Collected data
>> begin

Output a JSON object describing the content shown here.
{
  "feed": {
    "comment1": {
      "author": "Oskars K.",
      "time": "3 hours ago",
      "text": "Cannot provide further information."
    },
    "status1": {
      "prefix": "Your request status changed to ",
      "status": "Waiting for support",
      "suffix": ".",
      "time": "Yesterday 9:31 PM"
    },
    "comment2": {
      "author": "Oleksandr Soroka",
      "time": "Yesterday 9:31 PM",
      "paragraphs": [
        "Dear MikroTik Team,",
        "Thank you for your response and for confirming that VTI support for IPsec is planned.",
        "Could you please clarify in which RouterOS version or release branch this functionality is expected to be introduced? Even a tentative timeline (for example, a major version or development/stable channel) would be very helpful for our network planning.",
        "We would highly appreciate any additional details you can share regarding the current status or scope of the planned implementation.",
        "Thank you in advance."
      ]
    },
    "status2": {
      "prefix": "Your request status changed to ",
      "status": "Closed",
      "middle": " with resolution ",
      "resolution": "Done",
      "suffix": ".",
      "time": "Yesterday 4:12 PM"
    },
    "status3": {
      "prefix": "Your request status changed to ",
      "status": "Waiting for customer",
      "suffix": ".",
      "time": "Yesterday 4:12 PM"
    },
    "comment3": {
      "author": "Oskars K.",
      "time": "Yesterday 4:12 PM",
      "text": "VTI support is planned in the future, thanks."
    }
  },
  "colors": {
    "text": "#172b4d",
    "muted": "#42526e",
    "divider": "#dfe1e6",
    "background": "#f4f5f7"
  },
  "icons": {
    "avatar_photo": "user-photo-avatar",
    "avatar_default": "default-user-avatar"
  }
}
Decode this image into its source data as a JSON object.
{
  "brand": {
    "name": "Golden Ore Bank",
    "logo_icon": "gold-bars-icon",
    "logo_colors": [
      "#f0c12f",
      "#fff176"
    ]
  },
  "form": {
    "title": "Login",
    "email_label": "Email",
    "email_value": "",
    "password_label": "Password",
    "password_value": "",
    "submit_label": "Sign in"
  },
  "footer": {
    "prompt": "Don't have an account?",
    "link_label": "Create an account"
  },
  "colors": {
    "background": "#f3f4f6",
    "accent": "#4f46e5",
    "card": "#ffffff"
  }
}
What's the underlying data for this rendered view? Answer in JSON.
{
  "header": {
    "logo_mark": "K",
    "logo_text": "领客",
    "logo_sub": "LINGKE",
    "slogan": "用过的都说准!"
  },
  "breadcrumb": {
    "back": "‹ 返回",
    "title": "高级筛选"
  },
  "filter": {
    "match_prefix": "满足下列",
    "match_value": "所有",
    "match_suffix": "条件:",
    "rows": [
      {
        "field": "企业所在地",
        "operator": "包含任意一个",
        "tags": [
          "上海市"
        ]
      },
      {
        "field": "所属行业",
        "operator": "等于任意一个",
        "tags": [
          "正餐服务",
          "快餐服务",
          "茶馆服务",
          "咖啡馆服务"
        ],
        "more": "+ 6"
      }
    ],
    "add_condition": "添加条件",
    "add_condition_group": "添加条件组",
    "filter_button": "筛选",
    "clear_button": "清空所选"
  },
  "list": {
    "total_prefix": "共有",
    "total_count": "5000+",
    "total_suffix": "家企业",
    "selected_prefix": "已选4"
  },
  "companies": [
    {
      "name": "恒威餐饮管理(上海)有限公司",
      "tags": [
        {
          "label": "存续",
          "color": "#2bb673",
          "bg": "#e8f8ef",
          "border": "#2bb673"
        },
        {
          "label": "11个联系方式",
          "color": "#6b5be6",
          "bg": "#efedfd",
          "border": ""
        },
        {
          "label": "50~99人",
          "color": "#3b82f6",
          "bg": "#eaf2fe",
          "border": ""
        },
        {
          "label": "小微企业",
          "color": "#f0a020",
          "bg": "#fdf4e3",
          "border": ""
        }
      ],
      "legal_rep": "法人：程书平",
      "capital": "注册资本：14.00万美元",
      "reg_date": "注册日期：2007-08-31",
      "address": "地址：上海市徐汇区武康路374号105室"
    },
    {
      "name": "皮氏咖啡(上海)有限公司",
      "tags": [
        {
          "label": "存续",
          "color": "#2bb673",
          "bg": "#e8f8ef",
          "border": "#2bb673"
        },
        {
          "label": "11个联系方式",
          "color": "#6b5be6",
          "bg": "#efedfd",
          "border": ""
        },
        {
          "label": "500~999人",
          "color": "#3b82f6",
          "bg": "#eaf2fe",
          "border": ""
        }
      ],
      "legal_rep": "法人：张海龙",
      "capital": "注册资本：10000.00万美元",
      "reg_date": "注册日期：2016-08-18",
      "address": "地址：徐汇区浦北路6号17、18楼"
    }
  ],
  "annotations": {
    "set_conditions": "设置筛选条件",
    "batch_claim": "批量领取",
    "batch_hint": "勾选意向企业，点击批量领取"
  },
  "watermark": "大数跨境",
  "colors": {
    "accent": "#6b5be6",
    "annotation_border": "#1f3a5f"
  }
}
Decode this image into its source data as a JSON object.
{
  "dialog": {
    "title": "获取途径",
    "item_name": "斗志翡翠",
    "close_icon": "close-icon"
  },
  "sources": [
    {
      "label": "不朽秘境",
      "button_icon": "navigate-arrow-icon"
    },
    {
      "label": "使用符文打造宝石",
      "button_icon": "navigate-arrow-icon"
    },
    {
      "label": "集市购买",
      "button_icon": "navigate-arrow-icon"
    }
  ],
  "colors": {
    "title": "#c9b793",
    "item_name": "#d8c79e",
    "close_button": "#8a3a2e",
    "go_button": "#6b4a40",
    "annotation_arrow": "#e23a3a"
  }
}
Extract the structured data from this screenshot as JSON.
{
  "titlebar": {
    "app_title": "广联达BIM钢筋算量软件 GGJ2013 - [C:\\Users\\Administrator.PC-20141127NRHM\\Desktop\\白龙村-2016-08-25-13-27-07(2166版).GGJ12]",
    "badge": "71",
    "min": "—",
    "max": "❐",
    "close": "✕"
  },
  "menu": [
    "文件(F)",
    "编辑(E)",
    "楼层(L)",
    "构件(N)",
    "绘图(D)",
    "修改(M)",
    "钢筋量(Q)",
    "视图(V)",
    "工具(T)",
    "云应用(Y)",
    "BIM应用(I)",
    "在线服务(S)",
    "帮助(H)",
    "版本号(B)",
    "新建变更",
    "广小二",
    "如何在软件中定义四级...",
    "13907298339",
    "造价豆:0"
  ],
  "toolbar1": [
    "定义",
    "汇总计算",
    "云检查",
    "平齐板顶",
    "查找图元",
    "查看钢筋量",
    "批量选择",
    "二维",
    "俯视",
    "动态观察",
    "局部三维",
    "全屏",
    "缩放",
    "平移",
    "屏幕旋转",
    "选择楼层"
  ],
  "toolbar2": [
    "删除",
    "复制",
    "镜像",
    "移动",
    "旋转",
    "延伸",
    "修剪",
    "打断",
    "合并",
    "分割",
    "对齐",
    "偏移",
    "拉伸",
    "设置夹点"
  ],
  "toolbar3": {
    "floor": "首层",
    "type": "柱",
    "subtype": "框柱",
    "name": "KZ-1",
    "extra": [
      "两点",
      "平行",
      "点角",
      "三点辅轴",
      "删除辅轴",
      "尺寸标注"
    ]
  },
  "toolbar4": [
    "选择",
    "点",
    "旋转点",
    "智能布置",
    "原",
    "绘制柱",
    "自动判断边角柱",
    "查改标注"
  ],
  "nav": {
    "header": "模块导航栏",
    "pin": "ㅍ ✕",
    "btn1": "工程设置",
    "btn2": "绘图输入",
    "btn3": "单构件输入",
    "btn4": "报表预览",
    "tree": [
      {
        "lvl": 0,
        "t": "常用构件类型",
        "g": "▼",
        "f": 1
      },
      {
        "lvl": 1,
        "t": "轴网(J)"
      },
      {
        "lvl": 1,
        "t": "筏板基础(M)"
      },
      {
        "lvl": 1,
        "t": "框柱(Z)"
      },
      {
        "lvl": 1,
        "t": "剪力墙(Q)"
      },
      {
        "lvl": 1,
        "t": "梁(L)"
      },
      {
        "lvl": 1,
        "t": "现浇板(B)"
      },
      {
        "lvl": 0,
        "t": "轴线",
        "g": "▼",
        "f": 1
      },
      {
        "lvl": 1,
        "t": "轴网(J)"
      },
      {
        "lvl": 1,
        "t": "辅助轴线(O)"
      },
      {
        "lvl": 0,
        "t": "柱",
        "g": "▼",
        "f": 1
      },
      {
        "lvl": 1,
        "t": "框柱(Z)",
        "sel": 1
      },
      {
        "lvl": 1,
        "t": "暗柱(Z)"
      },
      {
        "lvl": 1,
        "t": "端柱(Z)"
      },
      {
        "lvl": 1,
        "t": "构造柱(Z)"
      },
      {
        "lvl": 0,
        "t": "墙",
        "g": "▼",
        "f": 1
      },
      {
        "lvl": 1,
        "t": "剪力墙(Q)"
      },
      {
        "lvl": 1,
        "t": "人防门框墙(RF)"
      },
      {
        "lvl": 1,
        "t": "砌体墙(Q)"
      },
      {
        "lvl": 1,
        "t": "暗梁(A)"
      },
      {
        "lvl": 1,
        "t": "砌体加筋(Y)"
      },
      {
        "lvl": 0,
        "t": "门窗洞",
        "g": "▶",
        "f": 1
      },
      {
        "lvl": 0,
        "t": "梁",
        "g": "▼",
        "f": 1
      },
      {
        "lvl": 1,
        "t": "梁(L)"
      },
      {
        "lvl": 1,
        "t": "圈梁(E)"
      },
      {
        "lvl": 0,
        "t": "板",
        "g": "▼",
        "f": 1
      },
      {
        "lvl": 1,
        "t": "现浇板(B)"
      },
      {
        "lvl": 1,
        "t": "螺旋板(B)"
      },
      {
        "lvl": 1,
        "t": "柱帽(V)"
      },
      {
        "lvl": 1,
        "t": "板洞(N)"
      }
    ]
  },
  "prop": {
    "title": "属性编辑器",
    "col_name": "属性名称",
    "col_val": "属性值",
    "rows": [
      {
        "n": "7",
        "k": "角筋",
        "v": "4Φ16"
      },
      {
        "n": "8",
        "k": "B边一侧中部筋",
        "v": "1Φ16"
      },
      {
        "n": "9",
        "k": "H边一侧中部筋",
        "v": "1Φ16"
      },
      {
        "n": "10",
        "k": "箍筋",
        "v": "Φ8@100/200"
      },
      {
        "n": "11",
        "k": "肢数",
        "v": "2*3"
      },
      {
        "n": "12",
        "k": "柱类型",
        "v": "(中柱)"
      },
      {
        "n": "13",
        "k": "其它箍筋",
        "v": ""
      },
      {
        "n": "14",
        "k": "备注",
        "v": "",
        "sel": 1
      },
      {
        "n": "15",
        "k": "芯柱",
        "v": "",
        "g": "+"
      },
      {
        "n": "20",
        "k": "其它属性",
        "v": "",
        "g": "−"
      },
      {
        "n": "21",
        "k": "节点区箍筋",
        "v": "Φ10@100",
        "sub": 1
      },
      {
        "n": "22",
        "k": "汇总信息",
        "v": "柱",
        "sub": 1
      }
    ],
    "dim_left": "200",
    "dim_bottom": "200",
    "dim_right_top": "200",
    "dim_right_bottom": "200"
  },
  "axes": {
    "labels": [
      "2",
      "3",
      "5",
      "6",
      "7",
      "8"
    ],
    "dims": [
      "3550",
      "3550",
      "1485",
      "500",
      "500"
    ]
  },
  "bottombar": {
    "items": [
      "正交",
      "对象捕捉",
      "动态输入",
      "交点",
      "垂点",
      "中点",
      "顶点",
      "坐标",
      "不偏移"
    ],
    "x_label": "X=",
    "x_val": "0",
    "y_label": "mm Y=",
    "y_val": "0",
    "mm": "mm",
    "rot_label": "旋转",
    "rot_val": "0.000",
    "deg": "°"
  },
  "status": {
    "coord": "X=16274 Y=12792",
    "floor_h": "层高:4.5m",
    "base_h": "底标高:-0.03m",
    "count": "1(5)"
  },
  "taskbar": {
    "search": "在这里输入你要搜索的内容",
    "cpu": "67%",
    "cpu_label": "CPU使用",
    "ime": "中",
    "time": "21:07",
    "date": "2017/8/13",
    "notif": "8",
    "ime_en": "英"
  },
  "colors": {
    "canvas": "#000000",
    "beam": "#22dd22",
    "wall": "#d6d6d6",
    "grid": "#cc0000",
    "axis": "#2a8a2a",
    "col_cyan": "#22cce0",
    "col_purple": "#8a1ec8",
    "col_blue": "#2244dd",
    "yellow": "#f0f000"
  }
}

>> end

= Given instruction =
All lines in the data that contain the word "resolution" should be copied.

= Finished answer =
      "middle": " with resolution ",
      "resolution": "Done",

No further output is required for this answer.